__GOAL OF THE EXERCISE__:
Where does the string "Количество" appear in the records? Copy every line that contains it.

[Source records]
********
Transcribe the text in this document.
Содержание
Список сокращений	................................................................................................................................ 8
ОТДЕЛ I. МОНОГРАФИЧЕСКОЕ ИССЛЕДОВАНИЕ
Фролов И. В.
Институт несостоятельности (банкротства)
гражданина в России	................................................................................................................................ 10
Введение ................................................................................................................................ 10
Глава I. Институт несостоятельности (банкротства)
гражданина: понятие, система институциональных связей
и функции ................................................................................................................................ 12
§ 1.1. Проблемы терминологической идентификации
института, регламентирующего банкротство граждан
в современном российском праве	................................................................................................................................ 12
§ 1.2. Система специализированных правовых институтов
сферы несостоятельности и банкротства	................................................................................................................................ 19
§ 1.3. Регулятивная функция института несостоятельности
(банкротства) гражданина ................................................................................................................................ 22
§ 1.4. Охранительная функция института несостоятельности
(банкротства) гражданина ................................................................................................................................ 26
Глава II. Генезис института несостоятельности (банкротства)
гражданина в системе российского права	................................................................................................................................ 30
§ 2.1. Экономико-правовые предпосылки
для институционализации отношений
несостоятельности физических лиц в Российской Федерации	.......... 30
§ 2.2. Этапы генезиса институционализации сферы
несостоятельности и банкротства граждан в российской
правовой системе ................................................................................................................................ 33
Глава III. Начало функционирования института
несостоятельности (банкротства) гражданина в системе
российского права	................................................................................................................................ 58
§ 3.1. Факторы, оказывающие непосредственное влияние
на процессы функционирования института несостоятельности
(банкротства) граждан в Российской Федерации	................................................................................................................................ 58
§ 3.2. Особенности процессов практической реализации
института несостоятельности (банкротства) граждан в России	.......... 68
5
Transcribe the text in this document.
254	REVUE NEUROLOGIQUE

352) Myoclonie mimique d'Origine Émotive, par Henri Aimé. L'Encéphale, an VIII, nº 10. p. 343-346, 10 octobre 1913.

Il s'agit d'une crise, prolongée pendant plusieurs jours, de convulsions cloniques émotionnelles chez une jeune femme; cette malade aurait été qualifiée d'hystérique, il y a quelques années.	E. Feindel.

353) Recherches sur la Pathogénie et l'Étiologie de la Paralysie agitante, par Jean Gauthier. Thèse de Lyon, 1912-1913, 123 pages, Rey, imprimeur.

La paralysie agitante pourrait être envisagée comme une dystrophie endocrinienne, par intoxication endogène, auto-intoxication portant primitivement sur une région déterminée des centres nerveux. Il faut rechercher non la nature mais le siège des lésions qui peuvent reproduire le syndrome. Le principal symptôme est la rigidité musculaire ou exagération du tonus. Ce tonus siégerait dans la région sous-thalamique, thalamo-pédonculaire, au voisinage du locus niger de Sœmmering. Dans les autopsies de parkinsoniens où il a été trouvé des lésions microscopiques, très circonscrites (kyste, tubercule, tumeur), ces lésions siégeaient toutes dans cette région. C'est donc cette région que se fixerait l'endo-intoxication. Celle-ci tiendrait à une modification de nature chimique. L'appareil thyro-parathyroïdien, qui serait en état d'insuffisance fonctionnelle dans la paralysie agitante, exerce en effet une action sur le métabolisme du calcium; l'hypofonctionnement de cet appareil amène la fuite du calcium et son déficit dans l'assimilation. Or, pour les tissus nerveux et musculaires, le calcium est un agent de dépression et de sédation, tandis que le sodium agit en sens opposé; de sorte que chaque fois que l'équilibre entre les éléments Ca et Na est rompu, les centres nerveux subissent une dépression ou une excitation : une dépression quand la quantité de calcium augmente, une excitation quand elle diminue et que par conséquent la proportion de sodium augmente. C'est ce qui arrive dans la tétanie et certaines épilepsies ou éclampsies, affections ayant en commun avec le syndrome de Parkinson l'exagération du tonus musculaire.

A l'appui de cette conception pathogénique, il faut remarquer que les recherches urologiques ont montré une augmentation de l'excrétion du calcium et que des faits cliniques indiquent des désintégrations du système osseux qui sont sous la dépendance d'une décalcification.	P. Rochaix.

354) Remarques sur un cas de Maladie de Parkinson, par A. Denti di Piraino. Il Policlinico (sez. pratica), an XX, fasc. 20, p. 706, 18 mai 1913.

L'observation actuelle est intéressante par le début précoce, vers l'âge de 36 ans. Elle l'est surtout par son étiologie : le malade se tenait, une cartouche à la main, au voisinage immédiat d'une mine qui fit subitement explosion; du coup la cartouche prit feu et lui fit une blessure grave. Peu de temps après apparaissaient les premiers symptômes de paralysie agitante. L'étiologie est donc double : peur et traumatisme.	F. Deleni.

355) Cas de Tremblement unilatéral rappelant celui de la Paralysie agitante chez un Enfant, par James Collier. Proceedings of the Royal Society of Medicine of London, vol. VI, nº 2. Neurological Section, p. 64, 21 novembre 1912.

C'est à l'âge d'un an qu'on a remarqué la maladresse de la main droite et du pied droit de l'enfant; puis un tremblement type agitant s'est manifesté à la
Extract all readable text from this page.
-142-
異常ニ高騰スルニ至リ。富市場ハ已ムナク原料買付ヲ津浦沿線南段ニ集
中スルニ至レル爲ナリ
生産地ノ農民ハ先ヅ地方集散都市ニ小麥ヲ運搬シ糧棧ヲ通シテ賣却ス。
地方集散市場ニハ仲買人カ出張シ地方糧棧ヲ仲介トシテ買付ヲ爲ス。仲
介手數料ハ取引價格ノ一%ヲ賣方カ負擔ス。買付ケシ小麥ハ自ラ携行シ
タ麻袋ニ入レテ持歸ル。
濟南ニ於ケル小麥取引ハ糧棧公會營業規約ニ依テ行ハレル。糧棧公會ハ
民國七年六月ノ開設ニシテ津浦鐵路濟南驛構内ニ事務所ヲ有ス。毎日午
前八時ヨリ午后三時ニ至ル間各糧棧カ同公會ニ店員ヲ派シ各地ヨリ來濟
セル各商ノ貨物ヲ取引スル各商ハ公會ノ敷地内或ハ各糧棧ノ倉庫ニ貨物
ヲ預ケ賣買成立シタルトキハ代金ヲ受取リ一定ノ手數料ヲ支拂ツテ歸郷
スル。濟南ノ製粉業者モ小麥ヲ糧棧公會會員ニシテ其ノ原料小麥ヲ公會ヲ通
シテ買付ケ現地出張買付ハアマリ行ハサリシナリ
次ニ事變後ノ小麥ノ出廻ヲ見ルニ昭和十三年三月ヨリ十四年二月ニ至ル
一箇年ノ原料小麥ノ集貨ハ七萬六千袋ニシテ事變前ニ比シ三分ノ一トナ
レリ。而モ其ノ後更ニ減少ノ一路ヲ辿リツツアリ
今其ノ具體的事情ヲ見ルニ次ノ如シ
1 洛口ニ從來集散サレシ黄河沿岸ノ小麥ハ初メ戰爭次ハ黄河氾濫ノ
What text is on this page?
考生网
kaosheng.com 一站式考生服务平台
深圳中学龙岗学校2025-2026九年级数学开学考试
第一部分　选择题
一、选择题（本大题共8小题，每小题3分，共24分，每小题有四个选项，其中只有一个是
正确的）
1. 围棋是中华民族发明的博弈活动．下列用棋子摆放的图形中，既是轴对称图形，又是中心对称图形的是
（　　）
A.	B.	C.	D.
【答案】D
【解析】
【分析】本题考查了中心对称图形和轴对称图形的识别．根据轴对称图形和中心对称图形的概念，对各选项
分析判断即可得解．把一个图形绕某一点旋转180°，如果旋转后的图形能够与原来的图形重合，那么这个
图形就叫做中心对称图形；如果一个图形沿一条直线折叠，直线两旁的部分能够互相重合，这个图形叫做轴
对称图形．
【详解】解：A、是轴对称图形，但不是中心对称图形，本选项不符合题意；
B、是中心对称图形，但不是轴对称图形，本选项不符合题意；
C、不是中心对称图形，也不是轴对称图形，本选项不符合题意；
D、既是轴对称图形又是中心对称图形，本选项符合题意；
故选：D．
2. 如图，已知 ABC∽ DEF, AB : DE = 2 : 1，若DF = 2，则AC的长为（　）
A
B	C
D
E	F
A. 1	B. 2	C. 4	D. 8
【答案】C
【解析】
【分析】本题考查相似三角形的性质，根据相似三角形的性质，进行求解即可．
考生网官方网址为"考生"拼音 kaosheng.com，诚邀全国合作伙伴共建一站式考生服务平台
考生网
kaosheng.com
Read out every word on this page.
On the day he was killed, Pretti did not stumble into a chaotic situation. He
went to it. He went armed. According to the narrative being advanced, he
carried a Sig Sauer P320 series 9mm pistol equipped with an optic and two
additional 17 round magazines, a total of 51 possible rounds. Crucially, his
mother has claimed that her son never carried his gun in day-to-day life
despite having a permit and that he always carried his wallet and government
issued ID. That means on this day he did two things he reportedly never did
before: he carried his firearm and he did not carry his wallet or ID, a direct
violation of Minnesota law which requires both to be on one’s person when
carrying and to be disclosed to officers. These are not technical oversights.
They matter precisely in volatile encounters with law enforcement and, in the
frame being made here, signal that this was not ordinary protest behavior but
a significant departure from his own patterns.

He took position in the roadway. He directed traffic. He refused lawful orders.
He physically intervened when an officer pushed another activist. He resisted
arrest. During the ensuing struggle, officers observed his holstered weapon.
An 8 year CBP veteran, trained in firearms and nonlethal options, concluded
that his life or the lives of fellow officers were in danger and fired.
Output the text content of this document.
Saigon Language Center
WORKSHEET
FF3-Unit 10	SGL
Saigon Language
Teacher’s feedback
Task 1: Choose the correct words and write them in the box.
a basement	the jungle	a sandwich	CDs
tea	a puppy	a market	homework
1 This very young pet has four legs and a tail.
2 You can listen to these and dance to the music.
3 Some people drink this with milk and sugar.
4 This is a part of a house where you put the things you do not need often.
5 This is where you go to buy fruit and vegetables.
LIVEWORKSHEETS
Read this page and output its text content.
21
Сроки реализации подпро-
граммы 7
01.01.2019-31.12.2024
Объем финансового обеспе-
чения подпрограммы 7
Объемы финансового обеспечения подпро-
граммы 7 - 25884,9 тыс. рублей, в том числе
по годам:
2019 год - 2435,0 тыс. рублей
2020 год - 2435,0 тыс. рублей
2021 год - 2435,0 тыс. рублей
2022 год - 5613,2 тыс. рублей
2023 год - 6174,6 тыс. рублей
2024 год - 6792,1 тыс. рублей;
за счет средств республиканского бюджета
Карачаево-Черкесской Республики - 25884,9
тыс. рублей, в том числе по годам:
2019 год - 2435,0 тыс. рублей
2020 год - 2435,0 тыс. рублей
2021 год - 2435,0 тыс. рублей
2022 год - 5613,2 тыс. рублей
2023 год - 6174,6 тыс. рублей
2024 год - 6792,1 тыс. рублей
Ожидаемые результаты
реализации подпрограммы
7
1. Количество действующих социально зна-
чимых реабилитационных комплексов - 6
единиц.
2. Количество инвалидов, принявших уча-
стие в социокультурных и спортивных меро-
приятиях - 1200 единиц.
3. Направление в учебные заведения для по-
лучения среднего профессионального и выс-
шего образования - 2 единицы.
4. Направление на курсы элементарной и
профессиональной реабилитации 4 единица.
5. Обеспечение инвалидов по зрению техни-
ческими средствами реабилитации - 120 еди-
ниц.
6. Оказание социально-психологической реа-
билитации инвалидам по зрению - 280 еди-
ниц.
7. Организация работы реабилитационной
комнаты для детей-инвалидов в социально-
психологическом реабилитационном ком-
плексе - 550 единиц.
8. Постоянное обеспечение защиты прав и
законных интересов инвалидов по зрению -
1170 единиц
********
__SOLVED EXERCISE__:
1. Количество действующих социально зна-
2. Количество инвалидов, принявших уча-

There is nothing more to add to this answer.